+++ Listing

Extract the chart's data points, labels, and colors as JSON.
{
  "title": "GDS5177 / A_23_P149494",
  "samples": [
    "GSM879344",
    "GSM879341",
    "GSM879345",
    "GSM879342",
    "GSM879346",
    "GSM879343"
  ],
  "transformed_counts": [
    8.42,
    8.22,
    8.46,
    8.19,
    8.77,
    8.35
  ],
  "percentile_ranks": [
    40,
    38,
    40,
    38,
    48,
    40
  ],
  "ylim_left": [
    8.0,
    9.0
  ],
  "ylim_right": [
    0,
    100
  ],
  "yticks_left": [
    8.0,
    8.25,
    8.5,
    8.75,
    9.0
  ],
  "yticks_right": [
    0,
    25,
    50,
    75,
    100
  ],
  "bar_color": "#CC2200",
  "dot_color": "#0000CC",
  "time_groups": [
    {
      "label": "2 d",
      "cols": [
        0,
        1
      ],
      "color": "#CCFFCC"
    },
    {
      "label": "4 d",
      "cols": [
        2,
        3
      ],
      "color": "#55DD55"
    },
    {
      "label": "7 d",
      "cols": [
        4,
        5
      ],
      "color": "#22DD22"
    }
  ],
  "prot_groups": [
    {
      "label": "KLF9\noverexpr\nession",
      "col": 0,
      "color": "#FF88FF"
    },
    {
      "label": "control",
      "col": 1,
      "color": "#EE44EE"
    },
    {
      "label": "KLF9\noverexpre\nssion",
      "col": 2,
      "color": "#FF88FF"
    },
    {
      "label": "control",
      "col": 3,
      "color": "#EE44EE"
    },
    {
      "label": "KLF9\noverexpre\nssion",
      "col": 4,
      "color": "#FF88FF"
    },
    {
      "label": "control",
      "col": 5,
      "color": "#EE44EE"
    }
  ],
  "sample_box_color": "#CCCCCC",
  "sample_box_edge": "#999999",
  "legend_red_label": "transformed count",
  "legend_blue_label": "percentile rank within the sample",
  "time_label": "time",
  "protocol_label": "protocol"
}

++++++

▶ **What the task requires**
Copy out all of the lines above exactly.

▶ **Response to the exercise**
Extract the chart's data points, labels, and colors as JSON.
{
  "title": "GDS5177 / A_23_P149494",
  "samples": [
    "GSM879344",
    "GSM879341",
    "GSM879345",
    "GSM879342",
    "GSM879346",
    "GSM879343"
  ],
  "transformed_counts": [
    8.42,
    8.22,
    8.46,
    8.19,
    8.77,
    8.35
  ],
  "percentile_ranks": [
    40,
    38,
    40,
    38,
    48,
    40
  ],
  "ylim_left": [
    8.0,
    9.0
  ],
  "ylim_right": [
    0,
    100
  ],
  "yticks_left": [
    8.0,
    8.25,
    8.5,
    8.75,
    9.0
  ],
  "yticks_right": [
    0,
    25,
    50,
    75,
    100
  ],
  "bar_color": "#CC2200",
  "dot_color": "#0000CC",
  "time_groups": [
    {
      "label": "2 d",
      "cols": [
        0,
        1
      ],
      "color": "#CCFFCC"
    },
    {
      "label": "4 d",
      "cols": [
        2,
        3
      ],
      "color": "#55DD55"
    },
    {
      "label": "7 d",
      "cols": [
        4,
        5
      ],
      "color": "#22DD22"
    }
  ],
  "prot_groups": [
    {
      "label": "KLF9\noverexpr\nession",
      "col": 0,
      "color": "#FF88FF"
    },
    {
      "label": "control",
      "col": 1,
      "color": "#EE44EE"
    },
    {
      "label": "KLF9\noverexpre\nssion",
      "col": 2,
      "color": "#FF88FF"
    },
    {
      "label": "control",
      "col": 3,
      "color": "#EE44EE"
    },
    {
      "label": "KLF9\noverexpre\nssion",
      "col": 4,
      "color": "#FF88FF"
    },
    {
      "label": "control",
      "col": 5,
      "color": "#EE44EE"
    }
  ],
  "sample_box_color": "#CCCCCC",
  "sample_box_edge": "#999999",
  "legend_red_label": "transformed count",
  "legend_blue_label": "percentile rank within the sample",
  "time_label": "time",
  "protocol_label": "protocol"
}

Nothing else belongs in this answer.